- _Directive_
Rewrite the rows from the one containing "left-column: 4. 方案" through the one containing "q4-answer: 答：方案①、④、⑦都可以使全班每个人都参与，方案①可以制作 7", changing "bbox" to "box" and leaving everything else as it is.

----

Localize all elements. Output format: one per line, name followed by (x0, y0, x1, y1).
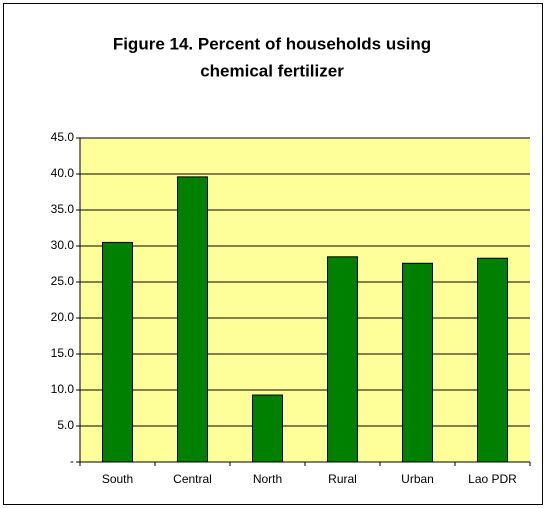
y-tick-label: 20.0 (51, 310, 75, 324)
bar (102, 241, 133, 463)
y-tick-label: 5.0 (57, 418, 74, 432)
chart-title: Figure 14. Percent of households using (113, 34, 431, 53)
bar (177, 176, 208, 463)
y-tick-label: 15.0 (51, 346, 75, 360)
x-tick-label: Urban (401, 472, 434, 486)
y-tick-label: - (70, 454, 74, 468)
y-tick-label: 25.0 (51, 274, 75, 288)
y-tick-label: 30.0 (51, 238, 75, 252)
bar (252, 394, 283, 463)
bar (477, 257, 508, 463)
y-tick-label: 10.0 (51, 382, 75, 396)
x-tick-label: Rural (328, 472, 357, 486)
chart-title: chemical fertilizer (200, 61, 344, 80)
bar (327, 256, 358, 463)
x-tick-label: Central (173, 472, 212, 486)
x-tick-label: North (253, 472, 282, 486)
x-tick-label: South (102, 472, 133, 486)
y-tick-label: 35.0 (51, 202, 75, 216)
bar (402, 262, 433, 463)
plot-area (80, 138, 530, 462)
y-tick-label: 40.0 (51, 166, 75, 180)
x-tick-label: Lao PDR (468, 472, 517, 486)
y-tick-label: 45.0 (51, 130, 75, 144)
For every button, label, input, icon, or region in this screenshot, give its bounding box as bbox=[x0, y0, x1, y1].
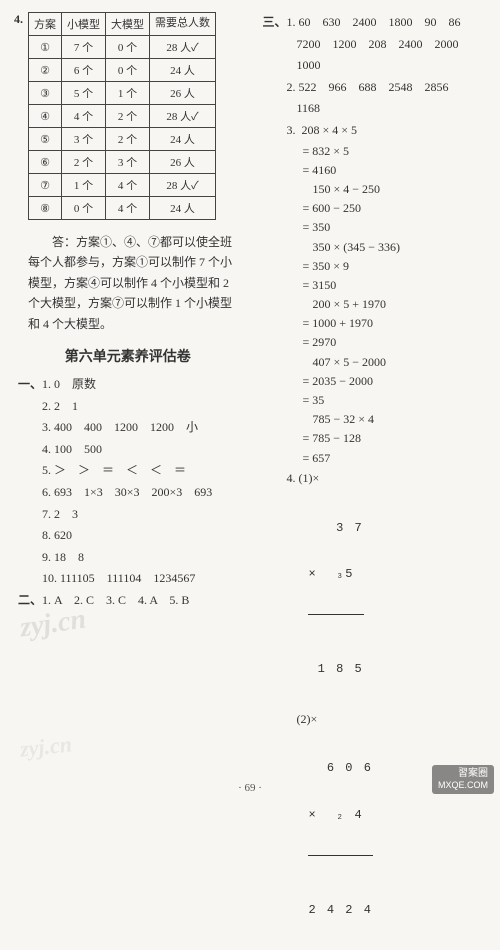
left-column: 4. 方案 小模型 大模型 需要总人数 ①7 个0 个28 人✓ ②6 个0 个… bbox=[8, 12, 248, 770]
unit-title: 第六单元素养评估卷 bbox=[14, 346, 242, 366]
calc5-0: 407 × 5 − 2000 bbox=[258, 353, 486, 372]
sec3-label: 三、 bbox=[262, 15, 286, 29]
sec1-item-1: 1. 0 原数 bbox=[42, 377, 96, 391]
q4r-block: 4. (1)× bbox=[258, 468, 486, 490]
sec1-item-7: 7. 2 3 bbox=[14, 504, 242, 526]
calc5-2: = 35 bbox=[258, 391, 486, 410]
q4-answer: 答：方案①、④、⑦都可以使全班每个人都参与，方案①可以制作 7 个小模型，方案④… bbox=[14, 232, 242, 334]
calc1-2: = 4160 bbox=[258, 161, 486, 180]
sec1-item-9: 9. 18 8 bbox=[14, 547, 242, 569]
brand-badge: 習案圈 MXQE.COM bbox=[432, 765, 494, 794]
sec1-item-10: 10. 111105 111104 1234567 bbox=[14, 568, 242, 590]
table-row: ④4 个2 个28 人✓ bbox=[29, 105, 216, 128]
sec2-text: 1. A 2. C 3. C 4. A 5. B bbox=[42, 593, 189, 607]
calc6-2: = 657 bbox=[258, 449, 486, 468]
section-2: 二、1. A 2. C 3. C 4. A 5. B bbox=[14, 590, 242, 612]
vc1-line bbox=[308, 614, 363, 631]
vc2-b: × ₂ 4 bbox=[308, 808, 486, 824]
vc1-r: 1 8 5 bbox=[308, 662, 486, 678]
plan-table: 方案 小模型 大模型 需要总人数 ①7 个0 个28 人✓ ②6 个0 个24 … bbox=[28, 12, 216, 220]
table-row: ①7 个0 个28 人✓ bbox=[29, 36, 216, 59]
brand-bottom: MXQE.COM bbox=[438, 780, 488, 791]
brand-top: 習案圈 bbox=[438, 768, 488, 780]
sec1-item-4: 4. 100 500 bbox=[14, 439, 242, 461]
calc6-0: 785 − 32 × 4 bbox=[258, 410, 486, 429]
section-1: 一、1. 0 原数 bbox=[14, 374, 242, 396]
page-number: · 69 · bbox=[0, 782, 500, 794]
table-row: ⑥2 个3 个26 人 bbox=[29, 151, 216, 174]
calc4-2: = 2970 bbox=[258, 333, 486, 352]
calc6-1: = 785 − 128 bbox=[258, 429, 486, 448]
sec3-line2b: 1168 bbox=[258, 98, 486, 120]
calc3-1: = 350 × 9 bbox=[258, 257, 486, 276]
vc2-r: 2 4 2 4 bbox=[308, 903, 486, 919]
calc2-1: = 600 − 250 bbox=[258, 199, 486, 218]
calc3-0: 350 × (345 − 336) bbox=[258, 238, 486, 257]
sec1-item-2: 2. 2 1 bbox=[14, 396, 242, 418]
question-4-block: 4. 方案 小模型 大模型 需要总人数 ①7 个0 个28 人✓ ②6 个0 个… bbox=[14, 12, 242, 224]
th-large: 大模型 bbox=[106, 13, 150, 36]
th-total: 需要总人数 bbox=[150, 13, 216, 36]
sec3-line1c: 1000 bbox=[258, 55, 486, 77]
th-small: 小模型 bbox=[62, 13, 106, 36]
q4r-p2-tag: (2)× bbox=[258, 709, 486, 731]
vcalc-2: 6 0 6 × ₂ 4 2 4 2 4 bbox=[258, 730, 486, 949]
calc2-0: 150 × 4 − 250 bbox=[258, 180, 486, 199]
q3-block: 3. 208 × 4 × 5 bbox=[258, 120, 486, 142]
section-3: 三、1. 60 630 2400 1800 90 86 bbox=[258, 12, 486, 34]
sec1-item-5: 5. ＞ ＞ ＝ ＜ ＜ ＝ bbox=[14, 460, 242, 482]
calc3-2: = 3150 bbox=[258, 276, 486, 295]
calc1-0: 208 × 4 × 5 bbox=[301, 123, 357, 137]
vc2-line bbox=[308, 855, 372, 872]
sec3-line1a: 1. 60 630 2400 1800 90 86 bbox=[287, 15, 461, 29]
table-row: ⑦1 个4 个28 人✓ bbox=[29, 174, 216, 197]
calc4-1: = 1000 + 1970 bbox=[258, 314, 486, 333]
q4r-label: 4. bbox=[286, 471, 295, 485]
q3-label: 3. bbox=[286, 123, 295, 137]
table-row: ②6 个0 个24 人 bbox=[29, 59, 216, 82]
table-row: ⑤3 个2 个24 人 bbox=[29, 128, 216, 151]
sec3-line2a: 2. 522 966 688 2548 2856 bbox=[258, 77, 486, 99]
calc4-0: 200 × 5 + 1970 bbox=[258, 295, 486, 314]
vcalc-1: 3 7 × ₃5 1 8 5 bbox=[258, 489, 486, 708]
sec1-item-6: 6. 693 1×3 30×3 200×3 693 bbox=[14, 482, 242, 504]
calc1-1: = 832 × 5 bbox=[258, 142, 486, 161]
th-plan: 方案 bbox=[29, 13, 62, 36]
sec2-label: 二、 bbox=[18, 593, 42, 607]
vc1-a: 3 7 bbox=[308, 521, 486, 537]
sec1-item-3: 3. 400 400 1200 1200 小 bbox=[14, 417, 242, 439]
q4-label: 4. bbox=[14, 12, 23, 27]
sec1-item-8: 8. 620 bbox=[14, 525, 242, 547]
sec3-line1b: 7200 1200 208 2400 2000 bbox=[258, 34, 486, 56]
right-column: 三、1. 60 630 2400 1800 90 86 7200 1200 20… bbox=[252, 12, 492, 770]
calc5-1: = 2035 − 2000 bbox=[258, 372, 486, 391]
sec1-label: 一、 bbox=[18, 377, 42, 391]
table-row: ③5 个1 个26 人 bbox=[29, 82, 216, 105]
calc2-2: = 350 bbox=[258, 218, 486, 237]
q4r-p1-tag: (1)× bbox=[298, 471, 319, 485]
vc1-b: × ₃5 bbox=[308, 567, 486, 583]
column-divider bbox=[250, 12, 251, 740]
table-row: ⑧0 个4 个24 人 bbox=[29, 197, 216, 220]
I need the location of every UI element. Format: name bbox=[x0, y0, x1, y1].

----

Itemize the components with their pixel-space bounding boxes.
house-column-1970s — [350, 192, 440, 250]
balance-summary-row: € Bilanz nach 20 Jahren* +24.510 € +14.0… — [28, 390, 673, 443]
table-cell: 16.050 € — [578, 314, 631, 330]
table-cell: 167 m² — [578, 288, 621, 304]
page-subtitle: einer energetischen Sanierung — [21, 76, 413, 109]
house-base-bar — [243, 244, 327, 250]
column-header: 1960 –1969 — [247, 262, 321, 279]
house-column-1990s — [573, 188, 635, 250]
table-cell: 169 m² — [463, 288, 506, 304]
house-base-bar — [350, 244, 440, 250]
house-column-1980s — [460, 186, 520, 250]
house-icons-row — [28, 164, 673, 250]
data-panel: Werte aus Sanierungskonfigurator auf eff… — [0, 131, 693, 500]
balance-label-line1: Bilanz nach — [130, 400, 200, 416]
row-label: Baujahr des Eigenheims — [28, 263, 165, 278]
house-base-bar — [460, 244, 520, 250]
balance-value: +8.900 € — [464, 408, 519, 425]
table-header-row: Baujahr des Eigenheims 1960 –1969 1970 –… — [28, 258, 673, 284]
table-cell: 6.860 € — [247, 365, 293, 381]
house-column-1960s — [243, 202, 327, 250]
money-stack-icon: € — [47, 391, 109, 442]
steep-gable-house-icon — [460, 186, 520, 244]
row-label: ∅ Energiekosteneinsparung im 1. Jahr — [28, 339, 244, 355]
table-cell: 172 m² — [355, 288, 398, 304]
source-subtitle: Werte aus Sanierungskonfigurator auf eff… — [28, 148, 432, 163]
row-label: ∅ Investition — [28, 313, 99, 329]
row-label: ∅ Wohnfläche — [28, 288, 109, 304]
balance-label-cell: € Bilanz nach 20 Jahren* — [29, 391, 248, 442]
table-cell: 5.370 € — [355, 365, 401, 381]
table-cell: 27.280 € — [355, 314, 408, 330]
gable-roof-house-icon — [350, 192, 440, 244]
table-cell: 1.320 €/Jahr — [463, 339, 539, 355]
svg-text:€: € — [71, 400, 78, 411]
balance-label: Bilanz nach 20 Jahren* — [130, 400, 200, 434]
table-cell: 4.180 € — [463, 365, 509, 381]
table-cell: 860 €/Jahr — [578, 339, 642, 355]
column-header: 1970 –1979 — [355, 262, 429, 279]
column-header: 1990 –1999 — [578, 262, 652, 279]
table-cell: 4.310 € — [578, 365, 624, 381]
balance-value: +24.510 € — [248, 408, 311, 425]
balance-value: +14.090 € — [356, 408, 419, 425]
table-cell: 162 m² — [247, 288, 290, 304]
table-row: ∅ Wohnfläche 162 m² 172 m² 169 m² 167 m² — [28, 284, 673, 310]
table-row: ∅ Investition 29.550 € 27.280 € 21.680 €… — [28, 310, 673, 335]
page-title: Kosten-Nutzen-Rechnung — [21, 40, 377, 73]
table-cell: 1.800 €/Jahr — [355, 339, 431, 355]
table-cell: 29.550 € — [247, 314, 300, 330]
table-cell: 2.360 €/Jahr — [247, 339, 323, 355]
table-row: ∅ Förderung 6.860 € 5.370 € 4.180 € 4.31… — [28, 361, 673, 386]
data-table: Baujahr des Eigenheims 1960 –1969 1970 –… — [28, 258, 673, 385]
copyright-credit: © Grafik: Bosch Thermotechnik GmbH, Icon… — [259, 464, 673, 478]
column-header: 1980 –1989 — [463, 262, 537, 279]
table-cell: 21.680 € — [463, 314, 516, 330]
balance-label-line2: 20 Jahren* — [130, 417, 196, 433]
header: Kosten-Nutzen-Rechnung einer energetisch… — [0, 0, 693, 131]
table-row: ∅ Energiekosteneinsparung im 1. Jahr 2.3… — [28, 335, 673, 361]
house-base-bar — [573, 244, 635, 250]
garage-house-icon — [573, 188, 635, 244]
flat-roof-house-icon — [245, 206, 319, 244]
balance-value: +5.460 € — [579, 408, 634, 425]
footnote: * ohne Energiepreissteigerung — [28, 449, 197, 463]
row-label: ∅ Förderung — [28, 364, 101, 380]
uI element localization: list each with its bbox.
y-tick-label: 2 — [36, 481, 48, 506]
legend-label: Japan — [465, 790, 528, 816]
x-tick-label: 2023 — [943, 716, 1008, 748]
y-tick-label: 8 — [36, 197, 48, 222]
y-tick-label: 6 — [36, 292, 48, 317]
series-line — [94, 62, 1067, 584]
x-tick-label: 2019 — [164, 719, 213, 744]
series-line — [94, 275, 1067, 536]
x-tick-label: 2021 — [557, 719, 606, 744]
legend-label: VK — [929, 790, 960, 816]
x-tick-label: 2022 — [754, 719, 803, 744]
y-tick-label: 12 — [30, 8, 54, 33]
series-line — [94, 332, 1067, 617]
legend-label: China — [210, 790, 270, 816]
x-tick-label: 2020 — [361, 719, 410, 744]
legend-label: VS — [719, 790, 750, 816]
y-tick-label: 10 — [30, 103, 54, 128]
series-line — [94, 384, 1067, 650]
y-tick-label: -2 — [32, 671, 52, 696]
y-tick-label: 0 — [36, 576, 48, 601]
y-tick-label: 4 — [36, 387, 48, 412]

----

- _Exercise solution_
left-column: 4. 方案 小模型 大模型 需要总人数 ①7 个0 个28 人✓ ②6 个0 个… box=[8, 12, 248, 770]
unit-title: 第六单元素养评估卷 box=[14, 346, 242, 366]
calc5-0: 407 × 5 − 2000 box=[258, 353, 486, 372]
sec3-label: 三、 box=[262, 15, 286, 29]
sec1-item-1: 1. 0 原数 box=[42, 377, 96, 391]
q4r-block: 4. (1)× box=[258, 468, 486, 490]
sec1-item-7: 7. 2 3 box=[14, 504, 242, 526]
calc5-2: = 35 box=[258, 391, 486, 410]
q4-answer: 答：方案①、④、⑦都可以使全班每个人都参与，方案①可以制作 7 个小模型，方案④… box=[14, 232, 242, 334]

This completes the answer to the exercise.